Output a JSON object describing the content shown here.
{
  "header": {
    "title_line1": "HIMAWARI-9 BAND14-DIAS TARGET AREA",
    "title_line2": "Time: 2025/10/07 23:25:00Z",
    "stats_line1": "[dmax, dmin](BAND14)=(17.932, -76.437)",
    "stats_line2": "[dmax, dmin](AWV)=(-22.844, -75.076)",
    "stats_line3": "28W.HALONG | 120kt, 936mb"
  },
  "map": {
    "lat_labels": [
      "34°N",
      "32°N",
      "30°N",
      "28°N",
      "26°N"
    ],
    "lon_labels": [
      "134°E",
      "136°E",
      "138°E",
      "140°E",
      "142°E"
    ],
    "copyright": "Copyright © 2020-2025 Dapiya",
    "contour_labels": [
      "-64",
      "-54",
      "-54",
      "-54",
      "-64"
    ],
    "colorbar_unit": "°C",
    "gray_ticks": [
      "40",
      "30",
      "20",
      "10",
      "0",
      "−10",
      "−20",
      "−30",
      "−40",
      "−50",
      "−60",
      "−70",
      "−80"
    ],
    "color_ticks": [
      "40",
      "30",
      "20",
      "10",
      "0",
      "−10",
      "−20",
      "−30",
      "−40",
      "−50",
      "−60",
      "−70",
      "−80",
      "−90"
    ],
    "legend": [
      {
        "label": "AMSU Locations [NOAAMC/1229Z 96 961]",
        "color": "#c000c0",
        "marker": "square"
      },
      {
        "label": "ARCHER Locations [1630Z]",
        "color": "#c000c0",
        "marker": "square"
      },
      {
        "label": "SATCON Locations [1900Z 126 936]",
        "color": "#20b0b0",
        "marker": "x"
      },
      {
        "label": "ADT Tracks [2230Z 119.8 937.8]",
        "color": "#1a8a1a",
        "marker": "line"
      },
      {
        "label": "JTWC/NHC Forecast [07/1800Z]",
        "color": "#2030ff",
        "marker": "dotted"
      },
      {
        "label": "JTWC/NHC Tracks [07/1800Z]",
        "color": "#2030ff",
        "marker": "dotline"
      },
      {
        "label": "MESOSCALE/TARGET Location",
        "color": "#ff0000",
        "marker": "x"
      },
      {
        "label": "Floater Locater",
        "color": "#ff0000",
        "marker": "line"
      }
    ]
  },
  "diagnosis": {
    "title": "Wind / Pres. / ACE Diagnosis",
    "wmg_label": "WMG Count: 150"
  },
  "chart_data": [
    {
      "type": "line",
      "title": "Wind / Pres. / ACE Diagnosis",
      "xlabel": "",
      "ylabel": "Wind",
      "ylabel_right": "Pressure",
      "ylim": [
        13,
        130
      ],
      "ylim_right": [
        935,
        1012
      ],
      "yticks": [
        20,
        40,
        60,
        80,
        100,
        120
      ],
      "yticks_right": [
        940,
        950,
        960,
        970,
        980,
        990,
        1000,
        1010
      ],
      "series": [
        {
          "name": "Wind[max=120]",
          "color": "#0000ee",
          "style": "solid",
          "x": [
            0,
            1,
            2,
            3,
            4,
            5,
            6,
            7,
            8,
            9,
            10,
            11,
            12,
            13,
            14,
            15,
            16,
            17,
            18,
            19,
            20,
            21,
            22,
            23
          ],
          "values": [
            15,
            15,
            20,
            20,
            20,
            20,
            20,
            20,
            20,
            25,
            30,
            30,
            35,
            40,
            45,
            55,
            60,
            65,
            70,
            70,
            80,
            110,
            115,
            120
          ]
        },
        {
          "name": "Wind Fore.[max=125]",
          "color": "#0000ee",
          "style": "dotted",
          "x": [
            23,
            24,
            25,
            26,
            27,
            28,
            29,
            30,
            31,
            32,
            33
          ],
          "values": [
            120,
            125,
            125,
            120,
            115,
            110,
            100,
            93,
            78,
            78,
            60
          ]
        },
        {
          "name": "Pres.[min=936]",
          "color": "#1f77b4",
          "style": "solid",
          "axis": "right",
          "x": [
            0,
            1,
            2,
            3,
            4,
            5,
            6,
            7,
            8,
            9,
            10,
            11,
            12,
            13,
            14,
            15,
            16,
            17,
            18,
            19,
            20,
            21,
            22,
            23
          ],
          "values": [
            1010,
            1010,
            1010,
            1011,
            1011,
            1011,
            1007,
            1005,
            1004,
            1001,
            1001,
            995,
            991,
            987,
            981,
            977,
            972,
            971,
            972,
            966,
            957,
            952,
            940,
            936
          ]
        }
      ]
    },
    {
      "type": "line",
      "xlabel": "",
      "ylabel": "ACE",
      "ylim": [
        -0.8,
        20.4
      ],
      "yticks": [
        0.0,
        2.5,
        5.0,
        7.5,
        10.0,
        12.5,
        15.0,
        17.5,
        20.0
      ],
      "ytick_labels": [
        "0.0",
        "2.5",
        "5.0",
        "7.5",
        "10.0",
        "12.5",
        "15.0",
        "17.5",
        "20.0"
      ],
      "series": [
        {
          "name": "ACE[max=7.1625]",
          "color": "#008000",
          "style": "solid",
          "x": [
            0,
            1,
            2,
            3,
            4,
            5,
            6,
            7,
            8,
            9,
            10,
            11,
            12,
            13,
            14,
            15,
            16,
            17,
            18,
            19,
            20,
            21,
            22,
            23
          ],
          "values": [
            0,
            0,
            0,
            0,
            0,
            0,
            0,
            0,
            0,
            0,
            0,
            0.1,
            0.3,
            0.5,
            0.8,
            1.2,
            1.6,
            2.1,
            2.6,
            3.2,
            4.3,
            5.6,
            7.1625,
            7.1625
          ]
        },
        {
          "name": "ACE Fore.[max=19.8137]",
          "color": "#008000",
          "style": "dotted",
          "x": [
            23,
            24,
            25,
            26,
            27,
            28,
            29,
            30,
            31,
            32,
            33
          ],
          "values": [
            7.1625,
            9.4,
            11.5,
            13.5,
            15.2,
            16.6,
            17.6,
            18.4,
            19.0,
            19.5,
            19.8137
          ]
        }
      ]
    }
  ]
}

--------------------------------------------------

# [DIRECTION]
Retype all of the material, keeping each line exact.

# [RESULT FOR THIS TASK]
Output a JSON object describing the content shown here.
{
  "header": {
    "title_line1": "HIMAWARI-9 BAND14-DIAS TARGET AREA",
    "title_line2": "Time: 2025/10/07 23:25:00Z",
    "stats_line1": "[dmax, dmin](BAND14)=(17.932, -76.437)",
    "stats_line2": "[dmax, dmin](AWV)=(-22.844, -75.076)",
    "stats_line3": "28W.HALONG | 120kt, 936mb"
  },
  "map": {
    "lat_labels": [
      "34°N",
      "32°N",
      "30°N",
      "28°N",
      "26°N"
    ],
    "lon_labels": [
      "134°E",
      "136°E",
      "138°E",
      "140°E",
      "142°E"
    ],
    "copyright": "Copyright © 2020-2025 Dapiya",
    "contour_labels": [
      "-64",
      "-54",
      "-54",
      "-54",
      "-64"
    ],
    "colorbar_unit": "°C",
    "gray_ticks": [
      "40",
      "30",
      "20",
      "10",
      "0",
      "−10",
      "−20",
      "−30",
      "−40",
      "−50",
      "−60",
      "−70",
      "−80"
    ],
    "color_ticks": [
      "40",
      "30",
      "20",
      "10",
      "0",
      "−10",
      "−20",
      "−30",
      "−40",
      "−50",
      "−60",
      "−70",
      "−80",
      "−90"
    ],
    "legend": [
      {
        "label": "AMSU Locations [NOAAMC/1229Z 96 961]",
        "color": "#c000c0",
        "marker": "square"
      },
      {
        "label": "ARCHER Locations [1630Z]",
        "color": "#c000c0",
        "marker": "square"
      },
      {
        "label": "SATCON Locations [1900Z 126 936]",
        "color": "#20b0b0",
        "marker": "x"
      },
      {
        "label": "ADT Tracks [2230Z 119.8 937.8]",
        "color": "#1a8a1a",
        "marker": "line"
      },
      {
        "label": "JTWC/NHC Forecast [07/1800Z]",
        "color": "#2030ff",
        "marker": "dotted"
      },
      {
        "label": "JTWC/NHC Tracks [07/1800Z]",
        "color": "#2030ff",
        "marker": "dotline"
      },
      {
        "label": "MESOSCALE/TARGET Location",
        "color": "#ff0000",
        "marker": "x"
      },
      {
        "label": "Floater Locater",
        "color": "#ff0000",
        "marker": "line"
      }
    ]
  },
  "diagnosis": {
    "title": "Wind / Pres. / ACE Diagnosis",
    "wmg_label": "WMG Count: 150"
  },
  "chart_data": [
    {
      "type": "line",
      "title": "Wind / Pres. / ACE Diagnosis",
      "xlabel": "",
      "ylabel": "Wind",
      "ylabel_right": "Pressure",
      "ylim": [
        13,
        130
      ],
      "ylim_right": [
        935,
        1012
      ],
      "yticks": [
        20,
        40,
        60,
        80,
        100,
        120
      ],
      "yticks_right": [
        940,
        950,
        960,
        970,
        980,
        990,
        1000,
        1010
      ],
      "series": [
        {
          "name": "Wind[max=120]",
          "color": "#0000ee",
          "style": "solid",
          "x": [
            0,
            1,
            2,
            3,
            4,
            5,
            6,
            7,
            8,
            9,
            10,
            11,
            12,
            13,
            14,
            15,
            16,
            17,
            18,
            19,
            20,
            21,
            22,
            23
          ],
          "values": [
            15,
            15,
            20,
            20,
            20,
            20,
            20,
            20,
            20,
            25,
            30,
            30,
            35,
            40,
            45,
            55,
            60,
            65,
            70,
            70,
            80,
            110,
            115,
            120
          ]
        },
        {
          "name": "Wind Fore.[max=125]",
          "color": "#0000ee",
          "style": "dotted",
          "x": [
            23,
            24,
            25,
            26,
            27,
            28,
            29,
            30,
            31,
            32,
            33
          ],
          "values": [
            120,
            125,
            125,
            120,
            115,
            110,
            100,
            93,
            78,
            78,
            60
          ]
        },
        {
          "name": "Pres.[min=936]",
          "color": "#1f77b4",
          "style": "solid",
          "axis": "right",
          "x": [
            0,
            1,
            2,
            3,
            4,
            5,
            6,
            7,
            8,
            9,
            10,
            11,
            12,
            13,
            14,
            15,
            16,
            17,
            18,
            19,
            20,
            21,
            22,
            23
          ],
          "values": [
            1010,
            1010,
            1010,
            1011,
            1011,
            1011,
            1007,
            1005,
            1004,
            1001,
            1001,
            995,
            991,
            987,
            981,
            977,
            972,
            971,
            972,
            966,
            957,
            952,
            940,
            936
          ]
        }
      ]
    },
    {
      "type": "line",
      "xlabel": "",
      "ylabel": "ACE",
      "ylim": [
        -0.8,
        20.4
      ],
      "yticks": [
        0.0,
        2.5,
        5.0,
        7.5,
        10.0,
        12.5,
        15.0,
        17.5,
        20.0
      ],
      "ytick_labels": [
        "0.0",
        "2.5",
        "5.0",
        "7.5",
        "10.0",
        "12.5",
        "15.0",
        "17.5",
        "20.0"
      ],
      "series": [
        {
          "name": "ACE[max=7.1625]",
          "color": "#008000",
          "style": "solid",
          "x": [
            0,
            1,
            2,
            3,
            4,
            5,
            6,
            7,
            8,
            9,
            10,
            11,
            12,
            13,
            14,
            15,
            16,
            17,
            18,
            19,
            20,
            21,
            22,
            23
          ],
          "values": [
            0,
            0,
            0,
            0,
            0,
            0,
            0,
            0,
            0,
            0,
            0,
            0.1,
            0.3,
            0.5,
            0.8,
            1.2,
            1.6,
            2.1,
            2.6,
            3.2,
            4.3,
            5.6,
            7.1625,
            7.1625
          ]
        },
        {
          "name": "ACE Fore.[max=19.8137]",
          "color": "#008000",
          "style": "dotted",
          "x": [
            23,
            24,
            25,
            26,
            27,
            28,
            29,
            30,
            31,
            32,
            33
          ],
          "values": [
            7.1625,
            9.4,
            11.5,
            13.5,
            15.2,
            16.6,
            17.6,
            18.4,
            19.0,
            19.5,
            19.8137
          ]
        }
      ]
    }
  ]
}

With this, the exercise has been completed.